● What you are asked to do:
Every entry must be given again exactly.

[Data entries]
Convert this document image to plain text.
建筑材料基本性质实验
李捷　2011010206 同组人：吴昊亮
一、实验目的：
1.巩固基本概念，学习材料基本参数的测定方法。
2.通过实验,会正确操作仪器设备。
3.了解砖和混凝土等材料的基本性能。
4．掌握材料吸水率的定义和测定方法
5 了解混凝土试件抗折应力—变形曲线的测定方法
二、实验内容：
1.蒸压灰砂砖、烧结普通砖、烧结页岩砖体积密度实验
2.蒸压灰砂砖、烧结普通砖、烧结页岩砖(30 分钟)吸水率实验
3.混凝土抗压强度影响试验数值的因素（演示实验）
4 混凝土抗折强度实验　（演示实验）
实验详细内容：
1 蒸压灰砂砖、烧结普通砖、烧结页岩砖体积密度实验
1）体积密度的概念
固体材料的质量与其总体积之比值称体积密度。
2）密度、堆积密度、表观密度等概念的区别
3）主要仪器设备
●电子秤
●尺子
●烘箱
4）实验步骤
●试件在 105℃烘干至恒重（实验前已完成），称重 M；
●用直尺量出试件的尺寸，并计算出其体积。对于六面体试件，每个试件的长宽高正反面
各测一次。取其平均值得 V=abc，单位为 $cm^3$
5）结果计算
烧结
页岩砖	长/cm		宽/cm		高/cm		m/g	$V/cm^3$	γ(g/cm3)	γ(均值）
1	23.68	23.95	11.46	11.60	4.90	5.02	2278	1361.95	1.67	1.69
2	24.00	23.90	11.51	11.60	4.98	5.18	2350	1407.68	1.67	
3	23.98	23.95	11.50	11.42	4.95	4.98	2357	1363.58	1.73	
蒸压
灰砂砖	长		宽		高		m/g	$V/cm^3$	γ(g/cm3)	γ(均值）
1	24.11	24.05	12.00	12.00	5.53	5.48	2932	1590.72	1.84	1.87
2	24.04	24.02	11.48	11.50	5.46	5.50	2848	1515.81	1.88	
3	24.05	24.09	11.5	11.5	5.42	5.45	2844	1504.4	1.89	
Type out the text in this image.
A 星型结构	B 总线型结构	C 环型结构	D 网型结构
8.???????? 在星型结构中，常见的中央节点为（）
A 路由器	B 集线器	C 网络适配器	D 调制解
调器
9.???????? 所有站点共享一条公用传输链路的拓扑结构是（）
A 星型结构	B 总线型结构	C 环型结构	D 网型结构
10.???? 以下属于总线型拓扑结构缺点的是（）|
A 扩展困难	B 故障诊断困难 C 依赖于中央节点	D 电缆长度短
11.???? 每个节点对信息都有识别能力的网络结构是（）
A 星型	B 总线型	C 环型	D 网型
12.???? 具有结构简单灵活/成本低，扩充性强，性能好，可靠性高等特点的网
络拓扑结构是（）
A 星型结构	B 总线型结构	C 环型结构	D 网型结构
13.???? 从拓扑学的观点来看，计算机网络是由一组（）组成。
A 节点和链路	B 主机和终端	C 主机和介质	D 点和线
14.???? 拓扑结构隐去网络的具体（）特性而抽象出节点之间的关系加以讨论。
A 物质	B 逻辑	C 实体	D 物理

● Exercise output:
Convert this document image to plain text.
建筑材料基本性质实验
李捷　2011010206 同组人：吴昊亮
一、实验目的：
1.巩固基本概念，学习材料基本参数的测定方法。
2.通过实验,会正确操作仪器设备。
3.了解砖和混凝土等材料的基本性能。
4．掌握材料吸水率的定义和测定方法
5 了解混凝土试件抗折应力—变形曲线的测定方法
二、实验内容：
1.蒸压灰砂砖、烧结普通砖、烧结页岩砖体积密度实验
2.蒸压灰砂砖、烧结普通砖、烧结页岩砖(30 分钟)吸水率实验
3.混凝土抗压强度影响试验数值的因素（演示实验）
4 混凝土抗折强度实验　（演示实验）
实验详细内容：
1 蒸压灰砂砖、烧结普通砖、烧结页岩砖体积密度实验
1）体积密度的概念
固体材料的质量与其总体积之比值称体积密度。
2）密度、堆积密度、表观密度等概念的区别
3）主要仪器设备
●电子秤
●尺子
●烘箱
4）实验步骤
●试件在 105℃烘干至恒重（实验前已完成），称重 M；
●用直尺量出试件的尺寸，并计算出其体积。对于六面体试件，每个试件的长宽高正反面
各测一次。取其平均值得 V=abc，单位为 $cm^3$
5）结果计算
烧结
页岩砖	长/cm		宽/cm		高/cm		m/g	$V/cm^3$	γ(g/cm3)	γ(均值）
1	23.68	23.95	11.46	11.60	4.90	5.02	2278	1361.95	1.67	1.69
2	24.00	23.90	11.51	11.60	4.98	5.18	2350	1407.68	1.67	
3	23.98	23.95	11.50	11.42	4.95	4.98	2357	1363.58	1.73	
蒸压
灰砂砖	长		宽		高		m/g	$V/cm^3$	γ(g/cm3)	γ(均值）
1	24.11	24.05	12.00	12.00	5.53	5.48	2932	1590.72	1.84	1.87
2	24.04	24.02	11.48	11.50	5.46	5.50	2848	1515.81	1.88	
3	24.05	24.09	11.5	11.5	5.42	5.45	2844	1504.4	1.89	
Type out the text in this image.
A 星型结构	B 总线型结构	C 环型结构	D 网型结构
8.???????? 在星型结构中，常见的中央节点为（）
A 路由器	B 集线器	C 网络适配器	D 调制解
调器
9.???????? 所有站点共享一条公用传输链路的拓扑结构是（）
A 星型结构	B 总线型结构	C 环型结构	D 网型结构
10.???? 以下属于总线型拓扑结构缺点的是（）|
A 扩展困难	B 故障诊断困难 C 依赖于中央节点	D 电缆长度短
11.???? 每个节点对信息都有识别能力的网络结构是（）
A 星型	B 总线型	C 环型	D 网型
12.???? 具有结构简单灵活/成本低，扩充性强，性能好，可靠性高等特点的网
络拓扑结构是（）
A 星型结构	B 总线型结构	C 环型结构	D 网型结构
13.???? 从拓扑学的观点来看，计算机网络是由一组（）组成。
A 节点和链路	B 主机和终端	C 主机和介质	D 点和线
14.???? 拓扑结构隐去网络的具体（）特性而抽象出节点之间的关系加以讨论。
A 物质	B 逻辑	C 实体	D 物理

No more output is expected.